*What you are asked to do*.
The listing below should be written out exactly; please include all of it.

*Exercise materials*.
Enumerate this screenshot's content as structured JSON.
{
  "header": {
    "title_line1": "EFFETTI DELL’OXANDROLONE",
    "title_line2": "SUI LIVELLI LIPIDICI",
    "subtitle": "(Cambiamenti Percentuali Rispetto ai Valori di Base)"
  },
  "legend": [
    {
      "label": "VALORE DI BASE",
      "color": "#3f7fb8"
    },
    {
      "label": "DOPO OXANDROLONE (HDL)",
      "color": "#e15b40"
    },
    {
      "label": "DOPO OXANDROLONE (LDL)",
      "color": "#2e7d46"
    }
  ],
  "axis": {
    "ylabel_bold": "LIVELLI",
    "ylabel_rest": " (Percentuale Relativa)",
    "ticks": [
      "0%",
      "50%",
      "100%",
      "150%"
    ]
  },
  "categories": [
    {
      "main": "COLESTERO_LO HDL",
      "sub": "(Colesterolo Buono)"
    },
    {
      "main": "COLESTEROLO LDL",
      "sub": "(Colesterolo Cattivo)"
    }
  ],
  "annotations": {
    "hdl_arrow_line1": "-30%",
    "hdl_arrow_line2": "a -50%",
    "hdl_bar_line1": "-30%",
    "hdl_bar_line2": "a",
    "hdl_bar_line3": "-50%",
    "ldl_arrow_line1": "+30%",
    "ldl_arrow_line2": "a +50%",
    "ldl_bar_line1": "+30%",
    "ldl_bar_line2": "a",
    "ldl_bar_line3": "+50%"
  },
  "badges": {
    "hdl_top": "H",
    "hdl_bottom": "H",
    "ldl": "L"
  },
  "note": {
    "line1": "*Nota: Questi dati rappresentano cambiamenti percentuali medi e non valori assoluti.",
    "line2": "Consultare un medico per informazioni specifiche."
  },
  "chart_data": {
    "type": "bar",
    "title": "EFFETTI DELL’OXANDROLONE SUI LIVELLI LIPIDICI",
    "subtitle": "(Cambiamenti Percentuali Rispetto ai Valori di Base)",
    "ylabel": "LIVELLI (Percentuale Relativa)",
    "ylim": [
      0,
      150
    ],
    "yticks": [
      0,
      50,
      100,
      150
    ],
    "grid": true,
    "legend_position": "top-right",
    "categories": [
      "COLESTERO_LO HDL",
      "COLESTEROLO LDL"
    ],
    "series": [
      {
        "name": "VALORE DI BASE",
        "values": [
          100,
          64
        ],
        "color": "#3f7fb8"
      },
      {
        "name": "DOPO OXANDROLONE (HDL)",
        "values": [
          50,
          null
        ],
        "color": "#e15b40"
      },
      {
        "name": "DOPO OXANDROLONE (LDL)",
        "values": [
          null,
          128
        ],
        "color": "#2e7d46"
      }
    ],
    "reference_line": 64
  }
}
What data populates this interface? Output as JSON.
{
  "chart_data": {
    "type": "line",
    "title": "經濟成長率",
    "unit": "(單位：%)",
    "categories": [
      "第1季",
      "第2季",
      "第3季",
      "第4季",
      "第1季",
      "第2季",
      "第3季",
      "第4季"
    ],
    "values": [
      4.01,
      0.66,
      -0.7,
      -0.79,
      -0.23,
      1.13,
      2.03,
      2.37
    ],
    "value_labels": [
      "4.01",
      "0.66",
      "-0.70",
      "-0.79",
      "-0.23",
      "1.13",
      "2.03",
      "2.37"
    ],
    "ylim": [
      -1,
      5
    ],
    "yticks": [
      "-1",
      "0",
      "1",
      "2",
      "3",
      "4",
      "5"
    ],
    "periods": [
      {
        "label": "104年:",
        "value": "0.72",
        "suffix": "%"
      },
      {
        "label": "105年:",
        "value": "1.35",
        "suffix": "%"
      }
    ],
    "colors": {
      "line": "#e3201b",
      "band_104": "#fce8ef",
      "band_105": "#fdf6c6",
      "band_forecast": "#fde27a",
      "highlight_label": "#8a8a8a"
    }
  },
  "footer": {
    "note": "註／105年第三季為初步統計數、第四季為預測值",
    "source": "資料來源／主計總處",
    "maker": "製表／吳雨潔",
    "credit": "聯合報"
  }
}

*Response*.
Enumerate this screenshot's content as structured JSON.
{
  "header": {
    "title_line1": "EFFETTI DELL’OXANDROLONE",
    "title_line2": "SUI LIVELLI LIPIDICI",
    "subtitle": "(Cambiamenti Percentuali Rispetto ai Valori di Base)"
  },
  "legend": [
    {
      "label": "VALORE DI BASE",
      "color": "#3f7fb8"
    },
    {
      "label": "DOPO OXANDROLONE (HDL)",
      "color": "#e15b40"
    },
    {
      "label": "DOPO OXANDROLONE (LDL)",
      "color": "#2e7d46"
    }
  ],
  "axis": {
    "ylabel_bold": "LIVELLI",
    "ylabel_rest": " (Percentuale Relativa)",
    "ticks": [
      "0%",
      "50%",
      "100%",
      "150%"
    ]
  },
  "categories": [
    {
      "main": "COLESTERO_LO HDL",
      "sub": "(Colesterolo Buono)"
    },
    {
      "main": "COLESTEROLO LDL",
      "sub": "(Colesterolo Cattivo)"
    }
  ],
  "annotations": {
    "hdl_arrow_line1": "-30%",
    "hdl_arrow_line2": "a -50%",
    "hdl_bar_line1": "-30%",
    "hdl_bar_line2": "a",
    "hdl_bar_line3": "-50%",
    "ldl_arrow_line1": "+30%",
    "ldl_arrow_line2": "a +50%",
    "ldl_bar_line1": "+30%",
    "ldl_bar_line2": "a",
    "ldl_bar_line3": "+50%"
  },
  "badges": {
    "hdl_top": "H",
    "hdl_bottom": "H",
    "ldl": "L"
  },
  "note": {
    "line1": "*Nota: Questi dati rappresentano cambiamenti percentuali medi e non valori assoluti.",
    "line2": "Consultare un medico per informazioni specifiche."
  },
  "chart_data": {
    "type": "bar",
    "title": "EFFETTI DELL’OXANDROLONE SUI LIVELLI LIPIDICI",
    "subtitle": "(Cambiamenti Percentuali Rispetto ai Valori di Base)",
    "ylabel": "LIVELLI (Percentuale Relativa)",
    "ylim": [
      0,
      150
    ],
    "yticks": [
      0,
      50,
      100,
      150
    ],
    "grid": true,
    "legend_position": "top-right",
    "categories": [
      "COLESTERO_LO HDL",
      "COLESTEROLO LDL"
    ],
    "series": [
      {
        "name": "VALORE DI BASE",
        "values": [
          100,
          64
        ],
        "color": "#3f7fb8"
      },
      {
        "name": "DOPO OXANDROLONE (HDL)",
        "values": [
          50,
          null
        ],
        "color": "#e15b40"
      },
      {
        "name": "DOPO OXANDROLONE (LDL)",
        "values": [
          null,
          128
        ],
        "color": "#2e7d46"
      }
    ],
    "reference_line": 64
  }
}
What data populates this interface? Output as JSON.
{
  "chart_data": {
    "type": "line",
    "title": "經濟成長率",
    "unit": "(單位：%)",
    "categories": [
      "第1季",
      "第2季",
      "第3季",
      "第4季",
      "第1季",
      "第2季",
      "第3季",
      "第4季"
    ],
    "values": [
      4.01,
      0.66,
      -0.7,
      -0.79,
      -0.23,
      1.13,
      2.03,
      2.37
    ],
    "value_labels": [
      "4.01",
      "0.66",
      "-0.70",
      "-0.79",
      "-0.23",
      "1.13",
      "2.03",
      "2.37"
    ],
    "ylim": [
      -1,
      5
    ],
    "yticks": [
      "-1",
      "0",
      "1",
      "2",
      "3",
      "4",
      "5"
    ],
    "periods": [
      {
        "label": "104年:",
        "value": "0.72",
        "suffix": "%"
      },
      {
        "label": "105年:",
        "value": "1.35",
        "suffix": "%"
      }
    ],
    "colors": {
      "line": "#e3201b",
      "band_104": "#fce8ef",
      "band_105": "#fdf6c6",
      "band_forecast": "#fde27a",
      "highlight_label": "#8a8a8a"
    }
  },
  "footer": {
    "note": "註／105年第三季為初步統計數、第四季為預測值",
    "source": "資料來源／主計總處",
    "maker": "製表／吳雨潔",
    "credit": "聯合報"
  }
}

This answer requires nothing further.